▼▼▼

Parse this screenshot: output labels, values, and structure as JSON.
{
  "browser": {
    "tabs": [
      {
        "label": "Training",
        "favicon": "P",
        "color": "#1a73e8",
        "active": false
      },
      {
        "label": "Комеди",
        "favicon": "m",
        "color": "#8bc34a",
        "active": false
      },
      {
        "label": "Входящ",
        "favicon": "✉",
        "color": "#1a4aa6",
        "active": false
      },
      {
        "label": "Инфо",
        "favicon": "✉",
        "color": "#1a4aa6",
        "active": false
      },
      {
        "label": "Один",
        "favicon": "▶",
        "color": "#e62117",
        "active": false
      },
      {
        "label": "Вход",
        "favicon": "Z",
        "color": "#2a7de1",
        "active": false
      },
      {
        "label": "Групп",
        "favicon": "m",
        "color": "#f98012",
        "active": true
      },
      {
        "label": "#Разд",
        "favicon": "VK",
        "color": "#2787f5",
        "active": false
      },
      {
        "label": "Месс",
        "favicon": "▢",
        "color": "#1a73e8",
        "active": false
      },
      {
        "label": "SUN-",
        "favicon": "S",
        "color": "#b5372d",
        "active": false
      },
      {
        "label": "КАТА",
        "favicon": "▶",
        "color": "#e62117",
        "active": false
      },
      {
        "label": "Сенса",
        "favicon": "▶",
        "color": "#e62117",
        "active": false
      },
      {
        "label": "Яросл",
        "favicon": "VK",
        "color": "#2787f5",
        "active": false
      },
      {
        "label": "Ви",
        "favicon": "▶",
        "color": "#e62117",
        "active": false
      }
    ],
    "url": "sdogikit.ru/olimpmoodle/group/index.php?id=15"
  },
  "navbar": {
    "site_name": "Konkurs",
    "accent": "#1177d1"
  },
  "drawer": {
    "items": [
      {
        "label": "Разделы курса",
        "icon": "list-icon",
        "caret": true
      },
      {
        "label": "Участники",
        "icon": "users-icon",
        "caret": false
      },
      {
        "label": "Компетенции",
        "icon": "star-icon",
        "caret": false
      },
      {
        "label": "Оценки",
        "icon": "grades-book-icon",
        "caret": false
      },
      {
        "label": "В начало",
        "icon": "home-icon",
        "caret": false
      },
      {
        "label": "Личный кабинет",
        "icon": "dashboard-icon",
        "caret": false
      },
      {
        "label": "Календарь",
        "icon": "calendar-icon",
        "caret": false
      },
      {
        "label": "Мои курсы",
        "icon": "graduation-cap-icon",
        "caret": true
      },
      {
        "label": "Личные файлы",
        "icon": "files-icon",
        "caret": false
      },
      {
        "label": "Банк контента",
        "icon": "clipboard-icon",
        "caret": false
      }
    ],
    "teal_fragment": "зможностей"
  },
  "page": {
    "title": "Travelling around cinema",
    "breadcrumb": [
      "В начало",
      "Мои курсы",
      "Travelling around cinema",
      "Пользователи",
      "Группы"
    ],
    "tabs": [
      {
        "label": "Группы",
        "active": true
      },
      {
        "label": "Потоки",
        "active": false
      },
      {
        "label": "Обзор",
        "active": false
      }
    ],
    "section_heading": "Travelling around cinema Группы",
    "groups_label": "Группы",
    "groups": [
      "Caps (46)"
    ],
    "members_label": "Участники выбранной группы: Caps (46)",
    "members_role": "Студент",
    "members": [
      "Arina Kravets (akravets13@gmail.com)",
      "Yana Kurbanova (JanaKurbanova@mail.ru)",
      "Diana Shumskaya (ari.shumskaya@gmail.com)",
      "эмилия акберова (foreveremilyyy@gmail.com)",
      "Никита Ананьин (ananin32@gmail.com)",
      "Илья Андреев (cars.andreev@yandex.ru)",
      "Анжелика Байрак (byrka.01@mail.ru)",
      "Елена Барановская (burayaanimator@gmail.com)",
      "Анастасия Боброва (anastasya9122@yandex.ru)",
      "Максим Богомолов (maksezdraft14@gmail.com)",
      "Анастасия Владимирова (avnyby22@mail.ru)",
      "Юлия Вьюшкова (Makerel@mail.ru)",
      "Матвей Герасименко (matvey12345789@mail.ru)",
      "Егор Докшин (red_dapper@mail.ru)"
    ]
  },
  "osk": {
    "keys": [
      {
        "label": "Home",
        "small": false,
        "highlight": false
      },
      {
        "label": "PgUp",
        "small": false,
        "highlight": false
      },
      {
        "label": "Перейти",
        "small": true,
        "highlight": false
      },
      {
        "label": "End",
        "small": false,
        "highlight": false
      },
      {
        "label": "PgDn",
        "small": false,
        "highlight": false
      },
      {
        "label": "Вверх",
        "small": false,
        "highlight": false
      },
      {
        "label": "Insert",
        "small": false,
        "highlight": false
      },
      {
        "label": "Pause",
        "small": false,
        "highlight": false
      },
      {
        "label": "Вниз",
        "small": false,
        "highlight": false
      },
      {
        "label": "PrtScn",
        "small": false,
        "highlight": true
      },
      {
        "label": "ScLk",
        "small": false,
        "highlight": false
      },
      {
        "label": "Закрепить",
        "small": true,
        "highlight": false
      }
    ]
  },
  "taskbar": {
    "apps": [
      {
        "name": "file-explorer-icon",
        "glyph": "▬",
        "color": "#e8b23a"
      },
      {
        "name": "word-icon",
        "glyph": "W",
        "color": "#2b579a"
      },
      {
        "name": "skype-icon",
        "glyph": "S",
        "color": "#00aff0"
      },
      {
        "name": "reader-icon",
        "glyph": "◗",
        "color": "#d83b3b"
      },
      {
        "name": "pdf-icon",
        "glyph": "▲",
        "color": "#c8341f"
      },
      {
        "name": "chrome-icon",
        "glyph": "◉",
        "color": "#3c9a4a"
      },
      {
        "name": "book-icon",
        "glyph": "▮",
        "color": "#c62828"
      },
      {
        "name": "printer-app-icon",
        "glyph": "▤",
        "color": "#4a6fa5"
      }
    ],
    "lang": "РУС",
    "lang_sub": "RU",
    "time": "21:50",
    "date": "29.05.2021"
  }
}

▲▲▲

**Aim**
From the data above, pick out each line containing "Анастасия" and copy it.

**Correct output**
      "Анастасия Боброва (anastasya9122@yandex.ru)",
      "Анастасия Владимирова (avnyby22@mail.ru)",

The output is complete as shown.